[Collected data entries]
--------------------------------
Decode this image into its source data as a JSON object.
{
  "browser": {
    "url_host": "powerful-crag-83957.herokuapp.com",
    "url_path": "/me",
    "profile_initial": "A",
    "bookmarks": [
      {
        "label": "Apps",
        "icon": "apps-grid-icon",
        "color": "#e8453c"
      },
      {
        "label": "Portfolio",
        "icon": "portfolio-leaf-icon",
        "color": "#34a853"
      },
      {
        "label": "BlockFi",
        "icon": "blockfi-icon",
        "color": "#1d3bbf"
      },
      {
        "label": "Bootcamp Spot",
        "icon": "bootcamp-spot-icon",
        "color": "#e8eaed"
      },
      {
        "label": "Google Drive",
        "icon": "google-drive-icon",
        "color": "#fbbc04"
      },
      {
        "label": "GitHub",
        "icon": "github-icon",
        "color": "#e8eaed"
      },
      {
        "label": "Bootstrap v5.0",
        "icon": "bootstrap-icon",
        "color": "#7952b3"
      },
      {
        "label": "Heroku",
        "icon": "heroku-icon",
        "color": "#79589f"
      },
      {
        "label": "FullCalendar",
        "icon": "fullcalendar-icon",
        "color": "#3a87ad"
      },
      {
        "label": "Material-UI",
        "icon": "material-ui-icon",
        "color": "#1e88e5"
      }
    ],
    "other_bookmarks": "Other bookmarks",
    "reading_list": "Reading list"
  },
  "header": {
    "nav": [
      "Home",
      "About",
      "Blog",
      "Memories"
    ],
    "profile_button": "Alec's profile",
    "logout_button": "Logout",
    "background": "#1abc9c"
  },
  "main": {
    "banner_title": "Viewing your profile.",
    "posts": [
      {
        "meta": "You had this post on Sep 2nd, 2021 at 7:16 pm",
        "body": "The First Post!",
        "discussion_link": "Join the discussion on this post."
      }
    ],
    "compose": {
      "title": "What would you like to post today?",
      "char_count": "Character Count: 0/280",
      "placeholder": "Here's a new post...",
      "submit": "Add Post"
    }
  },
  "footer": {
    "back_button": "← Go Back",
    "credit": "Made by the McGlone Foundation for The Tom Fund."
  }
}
--------------------------------
** OBJECTIVE **
How many lines in the listing above contain "bookmarks"? Answer with the number alone.

** COMPLETE ANSWER **
2